提示資料:

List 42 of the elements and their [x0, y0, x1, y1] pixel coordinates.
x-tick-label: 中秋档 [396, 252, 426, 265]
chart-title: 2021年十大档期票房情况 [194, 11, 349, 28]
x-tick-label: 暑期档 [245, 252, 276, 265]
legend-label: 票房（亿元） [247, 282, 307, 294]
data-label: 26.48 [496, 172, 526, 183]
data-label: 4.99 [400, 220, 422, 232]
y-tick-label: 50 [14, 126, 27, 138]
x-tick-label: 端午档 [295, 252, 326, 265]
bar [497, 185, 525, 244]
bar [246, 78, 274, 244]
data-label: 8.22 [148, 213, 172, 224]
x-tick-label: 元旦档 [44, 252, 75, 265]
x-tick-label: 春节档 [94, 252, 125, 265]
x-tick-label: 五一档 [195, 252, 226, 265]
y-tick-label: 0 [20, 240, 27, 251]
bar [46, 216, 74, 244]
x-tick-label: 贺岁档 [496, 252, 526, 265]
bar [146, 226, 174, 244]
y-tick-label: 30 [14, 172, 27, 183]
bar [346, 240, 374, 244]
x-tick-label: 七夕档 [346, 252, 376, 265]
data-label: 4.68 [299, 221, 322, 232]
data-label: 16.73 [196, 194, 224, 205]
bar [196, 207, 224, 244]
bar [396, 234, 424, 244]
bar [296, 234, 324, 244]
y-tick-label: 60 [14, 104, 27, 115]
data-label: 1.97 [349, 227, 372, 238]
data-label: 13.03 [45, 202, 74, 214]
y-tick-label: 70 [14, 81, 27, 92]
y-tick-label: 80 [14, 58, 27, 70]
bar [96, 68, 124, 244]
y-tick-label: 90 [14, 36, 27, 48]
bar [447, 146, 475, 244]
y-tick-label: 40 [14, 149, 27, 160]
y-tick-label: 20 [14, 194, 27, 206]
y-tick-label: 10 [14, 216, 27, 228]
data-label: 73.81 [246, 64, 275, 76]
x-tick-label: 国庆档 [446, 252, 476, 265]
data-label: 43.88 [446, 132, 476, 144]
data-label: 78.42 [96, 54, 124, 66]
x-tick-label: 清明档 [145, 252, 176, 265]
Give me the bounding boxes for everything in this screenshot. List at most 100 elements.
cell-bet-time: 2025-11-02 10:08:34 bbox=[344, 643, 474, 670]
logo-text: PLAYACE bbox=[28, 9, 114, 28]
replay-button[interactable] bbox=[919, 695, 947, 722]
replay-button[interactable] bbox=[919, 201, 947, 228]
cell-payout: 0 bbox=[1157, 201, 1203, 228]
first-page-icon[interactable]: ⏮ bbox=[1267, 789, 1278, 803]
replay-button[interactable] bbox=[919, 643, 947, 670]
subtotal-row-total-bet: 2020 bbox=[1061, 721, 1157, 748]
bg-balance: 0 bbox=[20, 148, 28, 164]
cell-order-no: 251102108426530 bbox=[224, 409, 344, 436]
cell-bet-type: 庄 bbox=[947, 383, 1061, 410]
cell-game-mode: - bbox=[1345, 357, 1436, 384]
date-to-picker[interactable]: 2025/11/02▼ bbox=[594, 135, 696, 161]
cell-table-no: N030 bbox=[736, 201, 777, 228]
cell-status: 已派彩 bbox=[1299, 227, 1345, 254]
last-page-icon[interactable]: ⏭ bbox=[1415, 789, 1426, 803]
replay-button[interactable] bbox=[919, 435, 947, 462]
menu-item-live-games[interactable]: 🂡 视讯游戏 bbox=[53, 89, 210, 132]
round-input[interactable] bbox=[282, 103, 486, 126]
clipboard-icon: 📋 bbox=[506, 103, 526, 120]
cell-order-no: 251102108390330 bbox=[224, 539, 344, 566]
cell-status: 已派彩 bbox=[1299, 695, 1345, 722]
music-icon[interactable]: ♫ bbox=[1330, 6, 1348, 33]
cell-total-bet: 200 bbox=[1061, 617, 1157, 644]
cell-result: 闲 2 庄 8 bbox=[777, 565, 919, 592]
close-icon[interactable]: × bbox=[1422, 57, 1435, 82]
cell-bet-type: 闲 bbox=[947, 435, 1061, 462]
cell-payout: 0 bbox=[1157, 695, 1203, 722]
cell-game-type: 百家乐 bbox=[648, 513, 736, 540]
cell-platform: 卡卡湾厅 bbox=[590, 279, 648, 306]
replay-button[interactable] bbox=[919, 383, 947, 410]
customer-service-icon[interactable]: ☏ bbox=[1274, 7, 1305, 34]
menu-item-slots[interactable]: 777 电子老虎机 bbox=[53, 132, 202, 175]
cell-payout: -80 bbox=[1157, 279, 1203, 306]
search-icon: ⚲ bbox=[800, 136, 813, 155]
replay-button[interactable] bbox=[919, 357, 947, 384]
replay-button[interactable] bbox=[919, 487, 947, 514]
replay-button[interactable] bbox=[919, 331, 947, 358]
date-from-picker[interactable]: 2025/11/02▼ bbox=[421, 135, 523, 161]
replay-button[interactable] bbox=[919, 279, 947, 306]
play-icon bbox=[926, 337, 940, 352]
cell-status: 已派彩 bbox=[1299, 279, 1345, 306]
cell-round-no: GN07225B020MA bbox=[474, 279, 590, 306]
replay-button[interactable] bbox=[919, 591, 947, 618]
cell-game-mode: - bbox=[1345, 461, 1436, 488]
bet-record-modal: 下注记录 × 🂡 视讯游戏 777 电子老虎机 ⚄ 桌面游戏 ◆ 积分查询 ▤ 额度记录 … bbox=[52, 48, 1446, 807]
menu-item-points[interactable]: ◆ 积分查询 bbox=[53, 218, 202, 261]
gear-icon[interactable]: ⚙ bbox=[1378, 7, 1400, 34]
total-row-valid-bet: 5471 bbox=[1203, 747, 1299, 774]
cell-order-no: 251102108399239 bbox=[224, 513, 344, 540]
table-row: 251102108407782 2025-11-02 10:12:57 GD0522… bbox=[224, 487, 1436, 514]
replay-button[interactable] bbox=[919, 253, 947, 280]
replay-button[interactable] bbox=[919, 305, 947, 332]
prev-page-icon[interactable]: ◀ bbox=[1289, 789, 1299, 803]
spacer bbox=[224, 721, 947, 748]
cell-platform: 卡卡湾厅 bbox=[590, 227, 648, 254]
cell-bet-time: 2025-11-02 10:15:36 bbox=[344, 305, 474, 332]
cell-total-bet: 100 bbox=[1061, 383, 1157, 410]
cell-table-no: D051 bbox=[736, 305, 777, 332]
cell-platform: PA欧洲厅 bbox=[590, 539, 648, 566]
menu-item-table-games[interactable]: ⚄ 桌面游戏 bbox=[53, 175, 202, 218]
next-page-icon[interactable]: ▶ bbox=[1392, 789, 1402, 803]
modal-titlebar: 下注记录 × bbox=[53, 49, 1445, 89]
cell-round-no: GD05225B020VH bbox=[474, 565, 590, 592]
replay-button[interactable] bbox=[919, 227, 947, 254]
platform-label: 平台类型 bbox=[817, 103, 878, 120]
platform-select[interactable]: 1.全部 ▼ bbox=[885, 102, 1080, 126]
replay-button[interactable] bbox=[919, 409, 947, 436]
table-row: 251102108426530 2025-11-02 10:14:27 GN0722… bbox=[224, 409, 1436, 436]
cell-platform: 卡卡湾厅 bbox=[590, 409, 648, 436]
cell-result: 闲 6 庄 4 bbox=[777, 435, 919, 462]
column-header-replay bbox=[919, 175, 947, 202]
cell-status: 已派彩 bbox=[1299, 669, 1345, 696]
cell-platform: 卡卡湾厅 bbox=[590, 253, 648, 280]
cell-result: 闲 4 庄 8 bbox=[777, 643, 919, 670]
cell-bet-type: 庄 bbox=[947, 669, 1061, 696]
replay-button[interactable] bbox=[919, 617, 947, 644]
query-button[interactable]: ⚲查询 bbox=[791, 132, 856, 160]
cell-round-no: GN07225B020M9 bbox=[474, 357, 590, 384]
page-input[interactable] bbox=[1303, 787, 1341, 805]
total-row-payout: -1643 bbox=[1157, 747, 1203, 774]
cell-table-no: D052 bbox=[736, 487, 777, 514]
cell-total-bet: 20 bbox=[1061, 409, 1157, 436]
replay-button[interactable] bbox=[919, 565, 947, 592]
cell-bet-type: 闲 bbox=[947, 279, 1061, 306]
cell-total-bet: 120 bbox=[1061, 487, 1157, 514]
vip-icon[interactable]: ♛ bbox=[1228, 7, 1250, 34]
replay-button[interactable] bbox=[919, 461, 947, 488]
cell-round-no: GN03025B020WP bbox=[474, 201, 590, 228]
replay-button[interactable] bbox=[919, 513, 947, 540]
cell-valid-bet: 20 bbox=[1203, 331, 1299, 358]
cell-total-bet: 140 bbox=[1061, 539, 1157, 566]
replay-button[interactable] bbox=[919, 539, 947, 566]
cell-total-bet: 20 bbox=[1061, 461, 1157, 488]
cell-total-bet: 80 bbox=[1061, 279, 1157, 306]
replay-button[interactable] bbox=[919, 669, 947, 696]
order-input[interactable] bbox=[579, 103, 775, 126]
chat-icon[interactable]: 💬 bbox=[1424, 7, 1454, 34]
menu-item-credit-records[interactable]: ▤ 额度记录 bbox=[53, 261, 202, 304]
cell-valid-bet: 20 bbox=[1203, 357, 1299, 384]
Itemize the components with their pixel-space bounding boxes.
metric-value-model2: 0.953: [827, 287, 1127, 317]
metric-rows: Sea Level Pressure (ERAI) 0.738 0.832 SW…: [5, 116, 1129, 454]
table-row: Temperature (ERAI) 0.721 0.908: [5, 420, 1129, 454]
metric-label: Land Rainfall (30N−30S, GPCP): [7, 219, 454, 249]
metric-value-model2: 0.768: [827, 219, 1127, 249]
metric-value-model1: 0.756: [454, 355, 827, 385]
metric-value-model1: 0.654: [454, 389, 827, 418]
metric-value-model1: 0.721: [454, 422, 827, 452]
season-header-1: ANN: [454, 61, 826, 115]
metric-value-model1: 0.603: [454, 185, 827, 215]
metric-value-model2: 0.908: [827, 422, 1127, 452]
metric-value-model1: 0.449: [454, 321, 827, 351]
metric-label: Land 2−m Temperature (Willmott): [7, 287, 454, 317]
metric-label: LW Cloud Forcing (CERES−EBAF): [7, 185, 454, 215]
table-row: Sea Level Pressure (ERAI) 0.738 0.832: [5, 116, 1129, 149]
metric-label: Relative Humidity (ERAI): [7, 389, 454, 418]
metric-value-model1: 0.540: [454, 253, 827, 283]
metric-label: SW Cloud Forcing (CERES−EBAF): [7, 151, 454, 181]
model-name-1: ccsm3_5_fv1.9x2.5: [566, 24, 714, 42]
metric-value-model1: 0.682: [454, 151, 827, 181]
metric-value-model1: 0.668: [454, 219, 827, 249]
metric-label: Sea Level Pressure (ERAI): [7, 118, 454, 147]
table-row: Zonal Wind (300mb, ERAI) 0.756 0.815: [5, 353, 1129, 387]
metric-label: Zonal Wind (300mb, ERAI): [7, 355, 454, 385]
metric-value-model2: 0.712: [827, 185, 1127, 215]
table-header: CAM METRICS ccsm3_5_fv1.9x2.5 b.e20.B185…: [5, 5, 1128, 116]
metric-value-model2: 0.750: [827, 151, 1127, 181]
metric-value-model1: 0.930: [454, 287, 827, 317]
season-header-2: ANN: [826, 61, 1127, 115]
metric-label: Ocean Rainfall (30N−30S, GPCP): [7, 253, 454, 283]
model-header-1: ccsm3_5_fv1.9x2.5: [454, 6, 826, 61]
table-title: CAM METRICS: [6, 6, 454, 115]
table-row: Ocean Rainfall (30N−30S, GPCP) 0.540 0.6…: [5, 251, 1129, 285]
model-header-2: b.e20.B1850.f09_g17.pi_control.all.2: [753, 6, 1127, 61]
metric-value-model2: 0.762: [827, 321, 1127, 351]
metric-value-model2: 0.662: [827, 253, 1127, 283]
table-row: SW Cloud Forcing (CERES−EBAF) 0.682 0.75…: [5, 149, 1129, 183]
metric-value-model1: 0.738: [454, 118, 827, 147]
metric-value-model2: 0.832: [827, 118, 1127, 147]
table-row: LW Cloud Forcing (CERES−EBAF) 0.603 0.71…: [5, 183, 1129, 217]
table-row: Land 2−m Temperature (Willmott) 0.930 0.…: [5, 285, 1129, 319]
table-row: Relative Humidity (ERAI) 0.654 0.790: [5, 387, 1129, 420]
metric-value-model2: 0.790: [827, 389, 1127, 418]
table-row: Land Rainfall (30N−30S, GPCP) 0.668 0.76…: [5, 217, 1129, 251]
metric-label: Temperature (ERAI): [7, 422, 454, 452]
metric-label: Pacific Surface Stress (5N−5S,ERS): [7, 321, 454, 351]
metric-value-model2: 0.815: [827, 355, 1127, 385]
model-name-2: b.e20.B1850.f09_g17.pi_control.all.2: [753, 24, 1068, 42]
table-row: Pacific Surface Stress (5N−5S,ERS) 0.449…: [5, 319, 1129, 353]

課題: 記録の冒頭から「x-tick-label: 五一档 [195, 252, 226, 265]」を含む行までを、両端の行も含めて一字も変えずにそのまま返すこと。

記述解答:
List 42 of the elements and their [x0, y0, x1, y1] pixel coordinates.
x-tick-label: 中秋档 [396, 252, 426, 265]
chart-title: 2021年十大档期票房情况 [194, 11, 349, 28]
x-tick-label: 暑期档 [245, 252, 276, 265]
legend-label: 票房（亿元） [247, 282, 307, 294]
data-label: 26.48 [496, 172, 526, 183]
data-label: 4.99 [400, 220, 422, 232]
y-tick-label: 50 [14, 126, 27, 138]
x-tick-label: 端午档 [295, 252, 326, 265]
bar [497, 185, 525, 244]
bar [246, 78, 274, 244]
data-label: 8.22 [148, 213, 172, 224]
x-tick-label: 元旦档 [44, 252, 75, 265]
x-tick-label: 春节档 [94, 252, 125, 265]
x-tick-label: 五一档 [195, 252, 226, 265]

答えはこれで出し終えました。